Recorded data =>
────
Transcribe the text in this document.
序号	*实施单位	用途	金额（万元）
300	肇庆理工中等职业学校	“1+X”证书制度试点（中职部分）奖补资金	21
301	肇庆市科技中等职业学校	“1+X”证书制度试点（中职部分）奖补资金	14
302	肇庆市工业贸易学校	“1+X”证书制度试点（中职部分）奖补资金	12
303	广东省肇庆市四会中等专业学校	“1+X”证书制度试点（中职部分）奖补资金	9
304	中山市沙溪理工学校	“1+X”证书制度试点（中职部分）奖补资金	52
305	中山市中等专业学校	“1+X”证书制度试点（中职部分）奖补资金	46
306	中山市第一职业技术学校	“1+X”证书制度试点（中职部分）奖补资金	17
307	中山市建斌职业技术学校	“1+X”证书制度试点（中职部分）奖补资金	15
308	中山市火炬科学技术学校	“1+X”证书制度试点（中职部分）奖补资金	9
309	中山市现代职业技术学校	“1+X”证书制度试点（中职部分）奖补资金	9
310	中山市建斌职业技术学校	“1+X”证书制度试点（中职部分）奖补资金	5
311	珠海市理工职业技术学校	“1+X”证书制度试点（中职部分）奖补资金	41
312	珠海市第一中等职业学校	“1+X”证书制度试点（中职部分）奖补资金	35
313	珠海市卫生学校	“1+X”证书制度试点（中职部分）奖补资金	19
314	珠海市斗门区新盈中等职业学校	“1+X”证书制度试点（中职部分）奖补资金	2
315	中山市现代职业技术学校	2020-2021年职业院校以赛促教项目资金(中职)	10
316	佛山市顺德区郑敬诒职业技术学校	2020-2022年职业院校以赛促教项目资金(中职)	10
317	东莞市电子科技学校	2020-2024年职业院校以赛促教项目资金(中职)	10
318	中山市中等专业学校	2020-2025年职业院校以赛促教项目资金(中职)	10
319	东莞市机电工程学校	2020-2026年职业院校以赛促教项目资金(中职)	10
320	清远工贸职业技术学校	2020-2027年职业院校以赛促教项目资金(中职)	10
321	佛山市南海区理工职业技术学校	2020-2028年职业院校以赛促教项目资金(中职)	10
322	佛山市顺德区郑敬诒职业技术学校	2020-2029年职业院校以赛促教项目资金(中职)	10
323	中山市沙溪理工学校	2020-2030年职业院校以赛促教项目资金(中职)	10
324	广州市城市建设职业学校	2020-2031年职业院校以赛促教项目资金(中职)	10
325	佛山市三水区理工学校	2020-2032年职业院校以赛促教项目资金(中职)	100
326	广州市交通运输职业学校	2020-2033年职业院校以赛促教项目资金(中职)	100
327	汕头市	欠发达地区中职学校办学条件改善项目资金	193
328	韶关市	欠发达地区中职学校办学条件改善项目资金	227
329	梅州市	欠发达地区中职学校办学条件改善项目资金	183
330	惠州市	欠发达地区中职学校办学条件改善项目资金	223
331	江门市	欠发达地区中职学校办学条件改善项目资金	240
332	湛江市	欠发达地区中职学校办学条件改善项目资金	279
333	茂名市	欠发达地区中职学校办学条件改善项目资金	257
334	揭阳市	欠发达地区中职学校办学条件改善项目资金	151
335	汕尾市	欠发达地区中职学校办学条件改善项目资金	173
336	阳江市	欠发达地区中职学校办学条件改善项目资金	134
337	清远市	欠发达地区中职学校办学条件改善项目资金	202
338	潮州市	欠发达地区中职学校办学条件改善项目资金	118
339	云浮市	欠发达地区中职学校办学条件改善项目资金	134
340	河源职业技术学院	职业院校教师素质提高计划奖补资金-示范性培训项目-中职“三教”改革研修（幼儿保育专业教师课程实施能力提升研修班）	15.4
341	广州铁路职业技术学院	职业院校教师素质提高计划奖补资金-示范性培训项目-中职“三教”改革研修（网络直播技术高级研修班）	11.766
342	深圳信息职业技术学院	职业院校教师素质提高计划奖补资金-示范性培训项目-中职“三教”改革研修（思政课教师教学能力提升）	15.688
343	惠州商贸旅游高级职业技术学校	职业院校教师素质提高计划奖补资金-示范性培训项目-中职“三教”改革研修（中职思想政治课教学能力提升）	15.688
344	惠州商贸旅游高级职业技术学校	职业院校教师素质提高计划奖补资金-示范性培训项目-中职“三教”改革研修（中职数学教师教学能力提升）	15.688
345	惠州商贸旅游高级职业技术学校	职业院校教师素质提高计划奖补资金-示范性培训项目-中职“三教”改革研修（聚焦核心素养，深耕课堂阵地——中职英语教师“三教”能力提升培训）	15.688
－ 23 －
────
Goal => Pick out the lines that have the word "惠州商贸旅游高级职业技术学校". Copy them all.

The output =>
343	惠州商贸旅游高级职业技术学校	职业院校教师素质提高计划奖补资金-示范性培训项目-中职“三教”改革研修（中职思想政治课教学能力提升）	15.688
344	惠州商贸旅游高级职业技术学校	职业院校教师素质提高计划奖补资金-示范性培训项目-中职“三教”改革研修（中职数学教师教学能力提升）	15.688
345	惠州商贸旅游高级职业技术学校	职业院校教师素质提高计划奖补资金-示范性培训项目-中职“三教”改革研修（聚焦核心素养，深耕课堂阵地——中职英语教师“三教”能力提升培训）	15.688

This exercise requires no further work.